[DO THIS] Identify every line containing the word "electric" and reproduce each one.

[DATA TO USE]
—————
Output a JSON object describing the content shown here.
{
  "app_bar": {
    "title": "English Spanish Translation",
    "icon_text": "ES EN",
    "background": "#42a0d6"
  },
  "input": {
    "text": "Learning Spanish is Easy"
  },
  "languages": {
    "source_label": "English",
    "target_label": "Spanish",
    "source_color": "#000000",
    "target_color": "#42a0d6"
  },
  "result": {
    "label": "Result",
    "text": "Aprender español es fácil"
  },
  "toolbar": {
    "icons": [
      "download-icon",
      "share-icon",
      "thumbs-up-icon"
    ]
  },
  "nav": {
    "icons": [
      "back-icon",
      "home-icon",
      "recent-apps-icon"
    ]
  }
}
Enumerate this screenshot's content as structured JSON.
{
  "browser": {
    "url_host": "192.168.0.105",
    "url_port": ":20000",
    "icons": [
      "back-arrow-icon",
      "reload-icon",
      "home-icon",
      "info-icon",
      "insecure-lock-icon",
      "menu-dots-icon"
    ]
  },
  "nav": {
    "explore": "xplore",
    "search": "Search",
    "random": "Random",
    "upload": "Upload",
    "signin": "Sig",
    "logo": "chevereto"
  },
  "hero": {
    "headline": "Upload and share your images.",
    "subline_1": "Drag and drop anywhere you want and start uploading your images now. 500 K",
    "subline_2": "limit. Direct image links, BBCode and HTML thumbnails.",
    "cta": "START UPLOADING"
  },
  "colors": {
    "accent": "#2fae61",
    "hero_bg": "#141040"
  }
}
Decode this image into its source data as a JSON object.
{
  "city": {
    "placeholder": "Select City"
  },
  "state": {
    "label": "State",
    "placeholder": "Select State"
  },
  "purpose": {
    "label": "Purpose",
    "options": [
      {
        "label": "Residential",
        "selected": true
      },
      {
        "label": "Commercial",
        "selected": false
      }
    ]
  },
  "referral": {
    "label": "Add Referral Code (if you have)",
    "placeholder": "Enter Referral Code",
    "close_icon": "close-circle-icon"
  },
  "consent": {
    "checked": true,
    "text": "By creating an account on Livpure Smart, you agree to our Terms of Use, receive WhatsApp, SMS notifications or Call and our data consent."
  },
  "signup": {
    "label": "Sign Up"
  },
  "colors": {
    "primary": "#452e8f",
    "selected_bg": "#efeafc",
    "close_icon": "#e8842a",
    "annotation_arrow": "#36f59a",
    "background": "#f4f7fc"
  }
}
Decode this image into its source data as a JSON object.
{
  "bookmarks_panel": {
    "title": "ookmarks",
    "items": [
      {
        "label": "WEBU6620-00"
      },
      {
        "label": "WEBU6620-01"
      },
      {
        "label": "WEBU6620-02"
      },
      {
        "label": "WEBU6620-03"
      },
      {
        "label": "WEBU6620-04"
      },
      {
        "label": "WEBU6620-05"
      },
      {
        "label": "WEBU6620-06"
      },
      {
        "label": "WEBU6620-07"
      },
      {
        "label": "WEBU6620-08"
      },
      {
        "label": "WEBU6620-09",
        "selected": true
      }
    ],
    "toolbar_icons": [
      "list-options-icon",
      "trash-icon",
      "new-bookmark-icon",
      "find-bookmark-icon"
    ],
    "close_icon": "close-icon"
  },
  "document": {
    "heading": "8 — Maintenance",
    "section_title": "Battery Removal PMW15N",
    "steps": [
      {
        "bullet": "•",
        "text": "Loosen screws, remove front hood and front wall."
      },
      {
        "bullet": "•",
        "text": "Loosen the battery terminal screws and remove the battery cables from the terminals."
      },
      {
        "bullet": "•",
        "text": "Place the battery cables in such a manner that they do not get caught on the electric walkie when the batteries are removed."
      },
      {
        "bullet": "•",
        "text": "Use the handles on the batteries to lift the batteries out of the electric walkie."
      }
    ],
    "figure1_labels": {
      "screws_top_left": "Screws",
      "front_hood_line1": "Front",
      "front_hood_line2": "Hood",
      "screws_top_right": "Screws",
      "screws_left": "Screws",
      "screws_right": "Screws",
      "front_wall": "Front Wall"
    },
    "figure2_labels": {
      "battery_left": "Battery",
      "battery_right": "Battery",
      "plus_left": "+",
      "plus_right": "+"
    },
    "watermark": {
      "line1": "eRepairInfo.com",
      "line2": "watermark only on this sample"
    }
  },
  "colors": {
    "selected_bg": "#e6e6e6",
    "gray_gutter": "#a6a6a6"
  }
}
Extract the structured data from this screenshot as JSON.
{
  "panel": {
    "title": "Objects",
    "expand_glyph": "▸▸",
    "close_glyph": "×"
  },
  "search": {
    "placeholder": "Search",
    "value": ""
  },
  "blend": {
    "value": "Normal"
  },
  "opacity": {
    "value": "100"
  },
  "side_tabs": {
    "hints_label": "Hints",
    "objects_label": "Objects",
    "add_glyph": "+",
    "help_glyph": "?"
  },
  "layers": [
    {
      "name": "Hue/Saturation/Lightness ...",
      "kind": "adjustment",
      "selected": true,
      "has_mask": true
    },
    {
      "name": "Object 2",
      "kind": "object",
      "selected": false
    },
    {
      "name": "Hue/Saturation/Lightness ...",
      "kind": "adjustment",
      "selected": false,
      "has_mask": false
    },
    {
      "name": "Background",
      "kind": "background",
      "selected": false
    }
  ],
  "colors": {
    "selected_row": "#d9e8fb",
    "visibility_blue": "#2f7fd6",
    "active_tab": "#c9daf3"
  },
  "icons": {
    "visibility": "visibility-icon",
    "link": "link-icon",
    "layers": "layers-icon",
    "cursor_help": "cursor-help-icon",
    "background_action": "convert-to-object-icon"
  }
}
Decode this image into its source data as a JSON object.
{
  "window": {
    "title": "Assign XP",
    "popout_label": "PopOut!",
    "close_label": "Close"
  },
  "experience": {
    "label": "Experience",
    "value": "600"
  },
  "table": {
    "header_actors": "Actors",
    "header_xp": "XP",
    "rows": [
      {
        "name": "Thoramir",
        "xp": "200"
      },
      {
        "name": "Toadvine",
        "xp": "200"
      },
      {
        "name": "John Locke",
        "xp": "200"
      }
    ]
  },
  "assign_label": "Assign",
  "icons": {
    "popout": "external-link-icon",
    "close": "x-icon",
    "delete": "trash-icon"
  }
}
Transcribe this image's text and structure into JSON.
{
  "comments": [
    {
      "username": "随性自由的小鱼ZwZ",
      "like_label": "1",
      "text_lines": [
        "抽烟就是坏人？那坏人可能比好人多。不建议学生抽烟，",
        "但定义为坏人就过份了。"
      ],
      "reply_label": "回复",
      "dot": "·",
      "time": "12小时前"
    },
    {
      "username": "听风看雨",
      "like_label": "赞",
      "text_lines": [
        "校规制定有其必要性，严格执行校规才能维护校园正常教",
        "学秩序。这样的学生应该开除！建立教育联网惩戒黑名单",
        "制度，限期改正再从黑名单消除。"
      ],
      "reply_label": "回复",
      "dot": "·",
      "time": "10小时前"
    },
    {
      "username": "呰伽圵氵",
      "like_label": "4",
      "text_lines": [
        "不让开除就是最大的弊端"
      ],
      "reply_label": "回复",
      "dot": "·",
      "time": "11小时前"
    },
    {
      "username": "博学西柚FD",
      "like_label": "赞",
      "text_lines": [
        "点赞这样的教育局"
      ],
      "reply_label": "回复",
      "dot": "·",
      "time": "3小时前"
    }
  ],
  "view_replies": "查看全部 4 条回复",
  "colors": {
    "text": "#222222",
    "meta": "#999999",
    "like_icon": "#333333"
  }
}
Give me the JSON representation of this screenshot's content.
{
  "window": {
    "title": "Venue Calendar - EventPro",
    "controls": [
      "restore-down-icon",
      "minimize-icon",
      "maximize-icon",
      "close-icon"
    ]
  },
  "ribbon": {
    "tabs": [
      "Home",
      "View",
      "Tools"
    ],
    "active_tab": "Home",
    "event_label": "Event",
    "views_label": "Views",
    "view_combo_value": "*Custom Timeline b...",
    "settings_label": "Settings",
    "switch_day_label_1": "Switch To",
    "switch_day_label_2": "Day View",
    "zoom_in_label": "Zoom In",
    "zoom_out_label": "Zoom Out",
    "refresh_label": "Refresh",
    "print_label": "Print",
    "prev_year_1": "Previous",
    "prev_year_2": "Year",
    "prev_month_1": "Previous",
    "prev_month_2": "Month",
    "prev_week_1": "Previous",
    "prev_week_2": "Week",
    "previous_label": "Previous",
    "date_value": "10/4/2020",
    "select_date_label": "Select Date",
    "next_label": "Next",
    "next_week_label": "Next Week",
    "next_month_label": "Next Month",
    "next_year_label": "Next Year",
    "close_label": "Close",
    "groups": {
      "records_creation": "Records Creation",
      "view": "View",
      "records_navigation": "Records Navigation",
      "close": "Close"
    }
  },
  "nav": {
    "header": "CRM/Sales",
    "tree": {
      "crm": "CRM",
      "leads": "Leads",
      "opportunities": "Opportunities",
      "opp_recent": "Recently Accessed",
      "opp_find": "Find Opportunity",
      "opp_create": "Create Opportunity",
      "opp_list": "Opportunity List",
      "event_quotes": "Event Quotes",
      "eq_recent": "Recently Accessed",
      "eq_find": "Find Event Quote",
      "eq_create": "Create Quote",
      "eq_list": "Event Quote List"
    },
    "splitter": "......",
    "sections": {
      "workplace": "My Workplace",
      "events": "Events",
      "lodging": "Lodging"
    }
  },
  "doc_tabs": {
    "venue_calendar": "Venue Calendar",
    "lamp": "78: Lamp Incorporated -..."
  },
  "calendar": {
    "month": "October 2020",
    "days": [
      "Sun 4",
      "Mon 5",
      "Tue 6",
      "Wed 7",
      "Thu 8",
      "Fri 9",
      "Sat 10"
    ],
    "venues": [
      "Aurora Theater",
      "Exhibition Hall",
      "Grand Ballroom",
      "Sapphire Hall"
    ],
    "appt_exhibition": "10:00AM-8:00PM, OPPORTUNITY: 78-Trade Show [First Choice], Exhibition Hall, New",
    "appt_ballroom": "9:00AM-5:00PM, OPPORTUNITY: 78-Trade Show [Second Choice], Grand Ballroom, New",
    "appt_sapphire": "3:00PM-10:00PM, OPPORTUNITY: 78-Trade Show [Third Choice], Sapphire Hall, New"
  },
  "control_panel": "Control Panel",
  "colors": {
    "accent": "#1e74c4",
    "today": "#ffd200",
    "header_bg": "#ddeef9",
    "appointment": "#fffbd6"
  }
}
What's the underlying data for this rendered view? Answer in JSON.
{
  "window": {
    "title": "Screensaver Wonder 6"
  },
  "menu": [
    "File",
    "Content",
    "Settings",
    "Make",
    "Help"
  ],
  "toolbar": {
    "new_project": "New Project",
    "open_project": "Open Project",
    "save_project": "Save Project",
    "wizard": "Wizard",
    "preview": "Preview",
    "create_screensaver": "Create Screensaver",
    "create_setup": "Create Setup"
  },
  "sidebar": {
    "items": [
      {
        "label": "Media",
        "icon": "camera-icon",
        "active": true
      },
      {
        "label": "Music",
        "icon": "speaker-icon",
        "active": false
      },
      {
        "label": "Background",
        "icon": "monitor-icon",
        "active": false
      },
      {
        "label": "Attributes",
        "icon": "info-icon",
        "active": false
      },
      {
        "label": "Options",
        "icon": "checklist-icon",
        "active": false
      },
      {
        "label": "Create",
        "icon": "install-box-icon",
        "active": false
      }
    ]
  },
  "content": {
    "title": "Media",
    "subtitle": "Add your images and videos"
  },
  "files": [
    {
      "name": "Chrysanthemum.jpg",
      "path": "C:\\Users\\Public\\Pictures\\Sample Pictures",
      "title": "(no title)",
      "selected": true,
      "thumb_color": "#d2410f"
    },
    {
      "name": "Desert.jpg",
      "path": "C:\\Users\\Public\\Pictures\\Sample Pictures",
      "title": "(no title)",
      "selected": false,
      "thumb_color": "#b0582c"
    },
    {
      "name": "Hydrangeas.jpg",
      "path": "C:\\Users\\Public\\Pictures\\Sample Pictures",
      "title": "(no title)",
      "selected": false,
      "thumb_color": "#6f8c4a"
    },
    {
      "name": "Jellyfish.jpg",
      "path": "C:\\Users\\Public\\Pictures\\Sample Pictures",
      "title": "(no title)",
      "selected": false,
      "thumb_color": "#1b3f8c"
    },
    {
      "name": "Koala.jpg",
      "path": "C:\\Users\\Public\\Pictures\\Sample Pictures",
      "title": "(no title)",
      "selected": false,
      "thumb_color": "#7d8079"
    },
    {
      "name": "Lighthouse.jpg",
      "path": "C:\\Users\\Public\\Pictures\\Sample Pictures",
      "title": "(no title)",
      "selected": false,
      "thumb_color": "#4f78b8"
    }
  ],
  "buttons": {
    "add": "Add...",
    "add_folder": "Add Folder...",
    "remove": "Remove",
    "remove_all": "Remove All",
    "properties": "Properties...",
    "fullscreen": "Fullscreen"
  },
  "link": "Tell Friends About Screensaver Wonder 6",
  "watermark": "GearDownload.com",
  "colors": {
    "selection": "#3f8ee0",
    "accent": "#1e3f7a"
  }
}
—————
[ANSWER FOR THIS EXERCISE]
        "text": "Place the battery cables in such a manner that they do not get caught on the electric walkie when the batteries are removed."
        "text": "Use the handles on the batteries to lift the batteries out of the electric walkie."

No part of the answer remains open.